* **Short problem**
Find every line below that contains the word "Chính" and copy it out.

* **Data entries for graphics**

○ ○ ○

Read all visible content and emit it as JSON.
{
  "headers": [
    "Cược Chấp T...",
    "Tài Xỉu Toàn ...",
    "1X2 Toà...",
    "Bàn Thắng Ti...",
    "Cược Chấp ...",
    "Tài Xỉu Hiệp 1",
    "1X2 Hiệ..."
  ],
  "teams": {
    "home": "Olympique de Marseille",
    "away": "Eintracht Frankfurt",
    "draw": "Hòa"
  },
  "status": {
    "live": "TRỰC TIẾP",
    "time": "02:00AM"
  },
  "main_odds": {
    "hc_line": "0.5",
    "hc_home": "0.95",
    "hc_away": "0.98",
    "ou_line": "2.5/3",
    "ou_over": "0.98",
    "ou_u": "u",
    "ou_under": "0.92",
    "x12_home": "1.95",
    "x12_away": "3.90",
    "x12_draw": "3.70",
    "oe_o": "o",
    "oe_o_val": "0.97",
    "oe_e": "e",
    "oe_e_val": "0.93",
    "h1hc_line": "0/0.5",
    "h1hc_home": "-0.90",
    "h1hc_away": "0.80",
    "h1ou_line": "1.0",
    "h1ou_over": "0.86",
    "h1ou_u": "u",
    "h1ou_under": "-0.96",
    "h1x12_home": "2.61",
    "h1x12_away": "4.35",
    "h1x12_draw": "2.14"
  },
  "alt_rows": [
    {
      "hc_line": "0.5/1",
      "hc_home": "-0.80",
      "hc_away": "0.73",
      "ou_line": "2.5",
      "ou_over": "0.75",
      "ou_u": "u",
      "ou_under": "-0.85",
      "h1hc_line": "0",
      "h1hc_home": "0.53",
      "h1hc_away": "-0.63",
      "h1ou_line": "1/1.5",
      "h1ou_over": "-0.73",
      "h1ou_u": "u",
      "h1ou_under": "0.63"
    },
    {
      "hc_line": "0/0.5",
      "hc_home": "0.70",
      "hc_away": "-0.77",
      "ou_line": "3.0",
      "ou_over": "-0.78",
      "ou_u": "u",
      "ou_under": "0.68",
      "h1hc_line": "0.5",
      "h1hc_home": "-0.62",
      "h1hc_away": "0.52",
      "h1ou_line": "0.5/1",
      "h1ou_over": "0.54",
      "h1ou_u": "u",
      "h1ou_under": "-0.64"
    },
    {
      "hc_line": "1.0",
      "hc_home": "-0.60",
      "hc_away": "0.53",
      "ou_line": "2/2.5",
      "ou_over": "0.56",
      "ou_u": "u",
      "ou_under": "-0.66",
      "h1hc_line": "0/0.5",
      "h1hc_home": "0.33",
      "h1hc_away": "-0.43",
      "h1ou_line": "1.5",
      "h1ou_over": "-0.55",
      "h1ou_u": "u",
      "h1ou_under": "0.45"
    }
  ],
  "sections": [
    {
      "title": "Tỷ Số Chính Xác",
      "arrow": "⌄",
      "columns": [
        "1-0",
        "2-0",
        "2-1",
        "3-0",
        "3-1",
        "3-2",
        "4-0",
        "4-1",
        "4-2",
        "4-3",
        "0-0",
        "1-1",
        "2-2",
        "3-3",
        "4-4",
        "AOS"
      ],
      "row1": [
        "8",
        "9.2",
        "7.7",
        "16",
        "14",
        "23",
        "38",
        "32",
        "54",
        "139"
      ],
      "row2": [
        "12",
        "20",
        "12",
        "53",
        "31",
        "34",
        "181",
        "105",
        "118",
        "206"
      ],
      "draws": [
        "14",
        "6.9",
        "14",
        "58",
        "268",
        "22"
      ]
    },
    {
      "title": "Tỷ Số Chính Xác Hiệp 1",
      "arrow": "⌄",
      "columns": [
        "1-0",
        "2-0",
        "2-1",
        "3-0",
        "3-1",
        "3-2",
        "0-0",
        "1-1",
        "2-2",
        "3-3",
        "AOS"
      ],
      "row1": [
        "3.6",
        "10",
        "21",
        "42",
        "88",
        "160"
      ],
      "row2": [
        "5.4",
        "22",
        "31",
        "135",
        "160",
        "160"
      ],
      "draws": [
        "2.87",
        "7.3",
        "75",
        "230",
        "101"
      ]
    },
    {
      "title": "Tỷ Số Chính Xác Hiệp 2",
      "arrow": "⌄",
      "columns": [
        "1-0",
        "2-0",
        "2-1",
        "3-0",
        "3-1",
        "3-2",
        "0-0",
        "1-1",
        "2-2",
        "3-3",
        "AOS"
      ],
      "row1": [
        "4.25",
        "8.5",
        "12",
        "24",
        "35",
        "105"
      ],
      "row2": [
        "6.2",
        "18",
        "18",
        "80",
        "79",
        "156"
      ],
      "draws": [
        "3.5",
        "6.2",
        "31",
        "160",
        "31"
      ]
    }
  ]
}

○ ○ ○

* **Answer to the exercise**
      "title": "Tỷ Số Chính Xác",
      "title": "Tỷ Số Chính Xác Hiệp 1",
      "title": "Tỷ Số Chính Xác Hiệp 2",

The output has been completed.